What you have to do
Without the images, print all the entries below exactly as given.

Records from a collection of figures
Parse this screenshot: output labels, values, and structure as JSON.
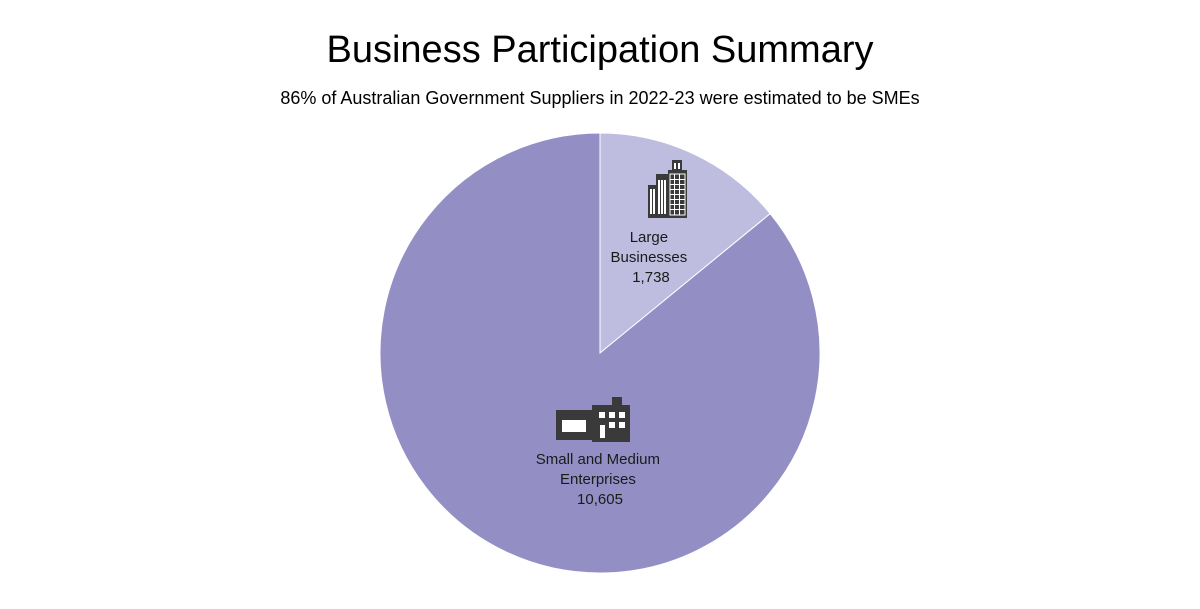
{
  "chart_data": {
    "type": "pie",
    "title": "Business Participation Summary",
    "subtitle": "86% of Australian Government Suppliers in 2022-23 were estimated to be SMEs",
    "slices": [
      {
        "label_lines": [
          "Large",
          "Businesses"
        ],
        "value": 1738,
        "value_label": "1,738",
        "color": "#bfbddf",
        "icon": "office-tower-icon"
      },
      {
        "label_lines": [
          "Small and Medium",
          "Enterprises"
        ],
        "value": 10605,
        "value_label": "10,605",
        "color": "#938fc5",
        "icon": "small-business-icon"
      }
    ],
    "legend": "none"
  }
}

Result
Parse this screenshot: output labels, values, and structure as JSON.
{
  "chart_data": {
    "type": "pie",
    "title": "Business Participation Summary",
    "subtitle": "86% of Australian Government Suppliers in 2022-23 were estimated to be SMEs",
    "slices": [
      {
        "label_lines": [
          "Large",
          "Businesses"
        ],
        "value": 1738,
        "value_label": "1,738",
        "color": "#bfbddf",
        "icon": "office-tower-icon"
      },
      {
        "label_lines": [
          "Small and Medium",
          "Enterprises"
        ],
        "value": 10605,
        "value_label": "10,605",
        "color": "#938fc5",
        "icon": "small-business-icon"
      }
    ],
    "legend": "none"
  }
}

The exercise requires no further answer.